Description of the task
Wherever the word "辽宁省检验检测机构数量增长情况" shows up in a line, please copy that line.

# # # # #

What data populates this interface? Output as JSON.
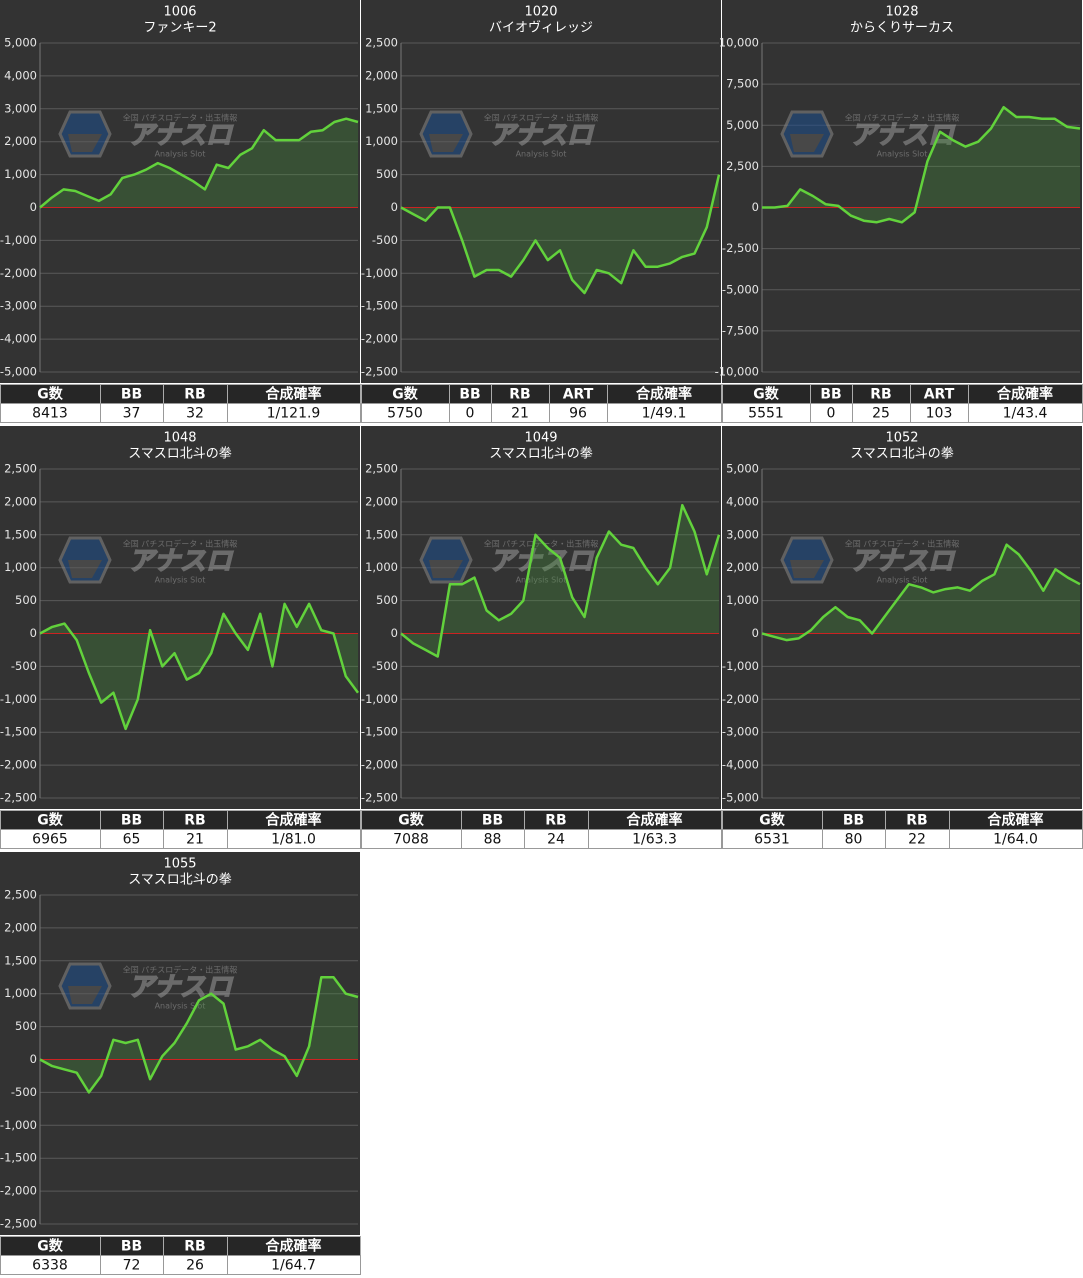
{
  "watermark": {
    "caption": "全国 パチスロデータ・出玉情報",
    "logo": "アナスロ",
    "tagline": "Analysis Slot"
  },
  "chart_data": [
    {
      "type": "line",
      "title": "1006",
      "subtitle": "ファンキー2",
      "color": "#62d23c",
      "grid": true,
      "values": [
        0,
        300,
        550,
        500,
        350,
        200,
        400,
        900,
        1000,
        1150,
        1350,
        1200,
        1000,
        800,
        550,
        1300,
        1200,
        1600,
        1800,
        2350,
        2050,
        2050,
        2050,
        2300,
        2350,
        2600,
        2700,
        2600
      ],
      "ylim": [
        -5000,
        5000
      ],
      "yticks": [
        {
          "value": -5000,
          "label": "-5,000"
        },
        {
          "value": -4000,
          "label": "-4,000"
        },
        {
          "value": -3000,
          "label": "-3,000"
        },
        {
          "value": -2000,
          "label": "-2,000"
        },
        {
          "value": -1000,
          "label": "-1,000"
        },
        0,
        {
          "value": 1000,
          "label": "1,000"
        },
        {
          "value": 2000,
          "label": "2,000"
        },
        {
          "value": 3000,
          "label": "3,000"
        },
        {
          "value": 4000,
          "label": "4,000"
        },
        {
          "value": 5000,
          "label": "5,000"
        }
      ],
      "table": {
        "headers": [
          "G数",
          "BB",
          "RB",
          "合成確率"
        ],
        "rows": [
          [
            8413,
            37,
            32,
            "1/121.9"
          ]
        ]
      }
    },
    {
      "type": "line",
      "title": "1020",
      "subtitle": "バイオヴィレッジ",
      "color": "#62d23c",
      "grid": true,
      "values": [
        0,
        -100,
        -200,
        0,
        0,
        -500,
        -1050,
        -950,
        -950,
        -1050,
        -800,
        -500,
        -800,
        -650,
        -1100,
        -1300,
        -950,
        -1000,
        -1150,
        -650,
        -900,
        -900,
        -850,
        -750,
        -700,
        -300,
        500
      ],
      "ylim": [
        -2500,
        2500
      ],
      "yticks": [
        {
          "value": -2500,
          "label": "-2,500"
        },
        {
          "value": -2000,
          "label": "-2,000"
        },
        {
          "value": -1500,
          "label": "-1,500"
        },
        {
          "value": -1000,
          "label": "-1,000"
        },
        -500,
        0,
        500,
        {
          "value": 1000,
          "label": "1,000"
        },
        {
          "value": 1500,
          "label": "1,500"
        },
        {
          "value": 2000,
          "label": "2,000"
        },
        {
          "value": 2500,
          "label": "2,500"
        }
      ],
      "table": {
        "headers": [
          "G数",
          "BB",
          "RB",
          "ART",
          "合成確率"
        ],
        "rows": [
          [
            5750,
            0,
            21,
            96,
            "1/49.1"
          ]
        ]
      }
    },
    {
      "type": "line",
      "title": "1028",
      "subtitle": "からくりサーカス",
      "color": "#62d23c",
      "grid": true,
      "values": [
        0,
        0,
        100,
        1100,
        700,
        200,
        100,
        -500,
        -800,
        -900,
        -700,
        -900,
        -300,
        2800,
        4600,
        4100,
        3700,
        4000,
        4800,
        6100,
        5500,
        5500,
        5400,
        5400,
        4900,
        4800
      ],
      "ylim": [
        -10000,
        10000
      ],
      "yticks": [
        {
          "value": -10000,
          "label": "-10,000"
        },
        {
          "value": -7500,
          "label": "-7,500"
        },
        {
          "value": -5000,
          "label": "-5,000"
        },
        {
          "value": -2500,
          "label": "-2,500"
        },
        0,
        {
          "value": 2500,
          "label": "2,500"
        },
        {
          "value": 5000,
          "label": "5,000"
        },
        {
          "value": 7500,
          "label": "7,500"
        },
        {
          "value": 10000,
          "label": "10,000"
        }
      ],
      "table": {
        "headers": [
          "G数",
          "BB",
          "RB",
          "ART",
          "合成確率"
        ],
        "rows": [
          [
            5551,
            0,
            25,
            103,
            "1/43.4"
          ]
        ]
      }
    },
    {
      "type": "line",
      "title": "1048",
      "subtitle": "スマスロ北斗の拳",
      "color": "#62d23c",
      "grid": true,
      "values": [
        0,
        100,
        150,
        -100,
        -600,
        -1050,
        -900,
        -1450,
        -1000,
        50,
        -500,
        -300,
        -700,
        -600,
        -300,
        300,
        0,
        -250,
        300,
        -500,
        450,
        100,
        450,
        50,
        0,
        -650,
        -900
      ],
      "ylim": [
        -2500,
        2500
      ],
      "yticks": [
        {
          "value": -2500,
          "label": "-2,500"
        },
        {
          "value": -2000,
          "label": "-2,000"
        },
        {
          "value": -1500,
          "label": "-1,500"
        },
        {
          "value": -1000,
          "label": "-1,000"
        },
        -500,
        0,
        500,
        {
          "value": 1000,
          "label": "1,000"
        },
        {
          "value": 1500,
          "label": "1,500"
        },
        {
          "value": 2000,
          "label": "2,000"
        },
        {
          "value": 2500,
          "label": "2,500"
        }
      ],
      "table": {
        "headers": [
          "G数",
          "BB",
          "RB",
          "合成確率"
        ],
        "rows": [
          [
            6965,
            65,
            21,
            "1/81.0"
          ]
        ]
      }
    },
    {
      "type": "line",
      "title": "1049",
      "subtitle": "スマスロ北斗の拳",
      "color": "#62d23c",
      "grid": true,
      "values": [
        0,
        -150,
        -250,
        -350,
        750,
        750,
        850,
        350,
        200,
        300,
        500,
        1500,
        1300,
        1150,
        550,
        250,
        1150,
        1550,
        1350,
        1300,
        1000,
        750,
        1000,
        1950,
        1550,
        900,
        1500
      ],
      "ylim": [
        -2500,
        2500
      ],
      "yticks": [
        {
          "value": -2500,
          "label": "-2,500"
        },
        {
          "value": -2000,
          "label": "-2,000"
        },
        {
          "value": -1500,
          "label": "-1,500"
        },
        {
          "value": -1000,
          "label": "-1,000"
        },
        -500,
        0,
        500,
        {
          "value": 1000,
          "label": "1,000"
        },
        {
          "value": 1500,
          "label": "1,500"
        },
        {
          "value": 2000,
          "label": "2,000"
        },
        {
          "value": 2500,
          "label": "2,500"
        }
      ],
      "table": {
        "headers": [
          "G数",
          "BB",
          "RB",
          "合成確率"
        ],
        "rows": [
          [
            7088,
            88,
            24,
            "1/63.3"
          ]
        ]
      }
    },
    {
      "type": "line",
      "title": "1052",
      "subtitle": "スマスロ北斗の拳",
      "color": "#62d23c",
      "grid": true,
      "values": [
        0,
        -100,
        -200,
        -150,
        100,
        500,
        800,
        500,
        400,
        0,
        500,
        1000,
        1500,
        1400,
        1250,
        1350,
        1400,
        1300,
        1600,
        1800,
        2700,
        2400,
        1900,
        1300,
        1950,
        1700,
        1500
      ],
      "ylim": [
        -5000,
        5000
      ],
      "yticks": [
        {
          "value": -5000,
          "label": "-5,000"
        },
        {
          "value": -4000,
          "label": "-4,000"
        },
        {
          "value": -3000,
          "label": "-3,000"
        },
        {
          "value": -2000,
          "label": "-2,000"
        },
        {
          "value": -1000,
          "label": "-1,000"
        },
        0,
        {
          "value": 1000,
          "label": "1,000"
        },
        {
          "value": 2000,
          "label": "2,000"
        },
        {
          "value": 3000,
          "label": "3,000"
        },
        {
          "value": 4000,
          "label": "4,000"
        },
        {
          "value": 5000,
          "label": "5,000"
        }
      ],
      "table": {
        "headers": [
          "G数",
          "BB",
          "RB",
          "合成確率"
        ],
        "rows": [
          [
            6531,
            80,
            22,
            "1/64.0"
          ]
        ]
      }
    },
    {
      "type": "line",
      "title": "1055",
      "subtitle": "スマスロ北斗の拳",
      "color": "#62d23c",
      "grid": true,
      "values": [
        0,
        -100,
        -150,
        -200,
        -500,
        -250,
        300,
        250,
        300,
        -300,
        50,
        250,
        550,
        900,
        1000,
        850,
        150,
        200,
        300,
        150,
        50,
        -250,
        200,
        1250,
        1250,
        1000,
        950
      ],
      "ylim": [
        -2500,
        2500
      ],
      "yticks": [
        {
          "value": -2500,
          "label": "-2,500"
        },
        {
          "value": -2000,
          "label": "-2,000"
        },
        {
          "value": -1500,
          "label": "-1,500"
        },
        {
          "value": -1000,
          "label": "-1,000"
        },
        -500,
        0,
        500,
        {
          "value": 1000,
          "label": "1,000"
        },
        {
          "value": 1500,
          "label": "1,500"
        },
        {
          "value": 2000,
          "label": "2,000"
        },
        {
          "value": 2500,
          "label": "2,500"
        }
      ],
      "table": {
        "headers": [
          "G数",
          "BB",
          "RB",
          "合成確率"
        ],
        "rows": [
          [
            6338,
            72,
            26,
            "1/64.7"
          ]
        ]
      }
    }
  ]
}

# # # # #

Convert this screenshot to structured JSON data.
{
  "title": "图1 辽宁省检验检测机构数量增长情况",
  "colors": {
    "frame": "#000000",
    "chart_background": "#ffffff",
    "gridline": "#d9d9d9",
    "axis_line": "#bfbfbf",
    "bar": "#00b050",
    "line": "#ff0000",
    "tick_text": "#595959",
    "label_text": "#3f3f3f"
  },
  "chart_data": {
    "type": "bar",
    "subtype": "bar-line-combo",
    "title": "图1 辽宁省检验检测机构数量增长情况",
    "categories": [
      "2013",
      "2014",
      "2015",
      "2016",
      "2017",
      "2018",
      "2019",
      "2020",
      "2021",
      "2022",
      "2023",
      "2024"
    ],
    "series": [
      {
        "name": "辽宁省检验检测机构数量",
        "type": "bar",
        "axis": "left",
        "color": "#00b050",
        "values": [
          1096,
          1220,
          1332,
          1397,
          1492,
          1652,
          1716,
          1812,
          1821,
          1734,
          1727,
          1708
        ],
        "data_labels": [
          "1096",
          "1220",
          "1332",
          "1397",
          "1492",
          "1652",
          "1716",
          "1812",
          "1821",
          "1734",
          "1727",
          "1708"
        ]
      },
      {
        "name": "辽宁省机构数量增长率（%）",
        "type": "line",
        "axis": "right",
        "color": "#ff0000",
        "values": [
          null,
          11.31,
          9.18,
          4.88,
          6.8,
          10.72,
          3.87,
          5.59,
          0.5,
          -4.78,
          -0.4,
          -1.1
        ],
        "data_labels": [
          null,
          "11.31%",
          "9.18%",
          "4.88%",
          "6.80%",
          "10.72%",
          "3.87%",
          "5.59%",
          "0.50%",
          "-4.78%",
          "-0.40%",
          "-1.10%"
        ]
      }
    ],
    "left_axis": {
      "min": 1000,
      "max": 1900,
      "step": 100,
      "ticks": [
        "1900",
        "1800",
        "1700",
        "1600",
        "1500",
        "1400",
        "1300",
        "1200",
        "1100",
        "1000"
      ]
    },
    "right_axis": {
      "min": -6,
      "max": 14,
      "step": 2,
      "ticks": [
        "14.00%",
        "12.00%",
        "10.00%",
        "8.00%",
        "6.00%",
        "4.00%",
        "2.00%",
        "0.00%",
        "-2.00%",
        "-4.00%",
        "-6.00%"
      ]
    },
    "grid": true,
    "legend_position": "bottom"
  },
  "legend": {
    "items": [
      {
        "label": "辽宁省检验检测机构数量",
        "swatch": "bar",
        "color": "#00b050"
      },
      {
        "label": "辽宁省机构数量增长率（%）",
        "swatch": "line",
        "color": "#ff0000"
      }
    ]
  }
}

# # # # #

Solution for this exercise
  "title": "图1 辽宁省检验检测机构数量增长情况",
    "title": "图1 辽宁省检验检测机构数量增长情况",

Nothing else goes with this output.